REQUIREMENT ▸
Leaving out the pictures, retype all the material exactly.

-------- DATASET ENTRIES --------

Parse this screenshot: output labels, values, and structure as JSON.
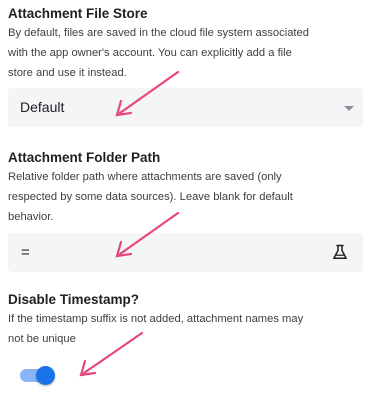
{
  "attachment_file_store": {
    "title": "Attachment File Store",
    "desc_line1": "By default, files are saved in the cloud file system associated",
    "desc_line2": "with the app owner's account. You can explicitly add a file",
    "desc_line3": "store and use it instead.",
    "selected_value": "Default"
  },
  "attachment_folder_path": {
    "title": "Attachment Folder Path",
    "desc_line1": "Relative folder path where attachments are saved (only",
    "desc_line2": "respected by some data sources). Leave blank for default",
    "desc_line3": "behavior.",
    "value": "="
  },
  "disable_timestamp": {
    "title": "Disable Timestamp?",
    "desc_line1": "If the timestamp suffix is not added, attachment names may",
    "desc_line2": "not be unique",
    "toggle_on": true
  },
  "colors": {
    "annotation_arrow": "#e8457b",
    "toggle_knob": "#1a73e8",
    "toggle_track": "#8ab4f8",
    "field_background": "#f4f5f7"
  },
  "icons": {
    "dropdown": "chevron-down-icon",
    "expression": "flask-icon"
  }
}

--------

FULL RESPONSE ▸
Parse this screenshot: output labels, values, and structure as JSON.
{
  "attachment_file_store": {
    "title": "Attachment File Store",
    "desc_line1": "By default, files are saved in the cloud file system associated",
    "desc_line2": "with the app owner's account. You can explicitly add a file",
    "desc_line3": "store and use it instead.",
    "selected_value": "Default"
  },
  "attachment_folder_path": {
    "title": "Attachment Folder Path",
    "desc_line1": "Relative folder path where attachments are saved (only",
    "desc_line2": "respected by some data sources). Leave blank for default",
    "desc_line3": "behavior.",
    "value": "="
  },
  "disable_timestamp": {
    "title": "Disable Timestamp?",
    "desc_line1": "If the timestamp suffix is not added, attachment names may",
    "desc_line2": "not be unique",
    "toggle_on": true
  },
  "colors": {
    "annotation_arrow": "#e8457b",
    "toggle_knob": "#1a73e8",
    "toggle_track": "#8ab4f8",
    "field_background": "#f4f5f7"
  },
  "icons": {
    "dropdown": "chevron-down-icon",
    "expression": "flask-icon"
  }
}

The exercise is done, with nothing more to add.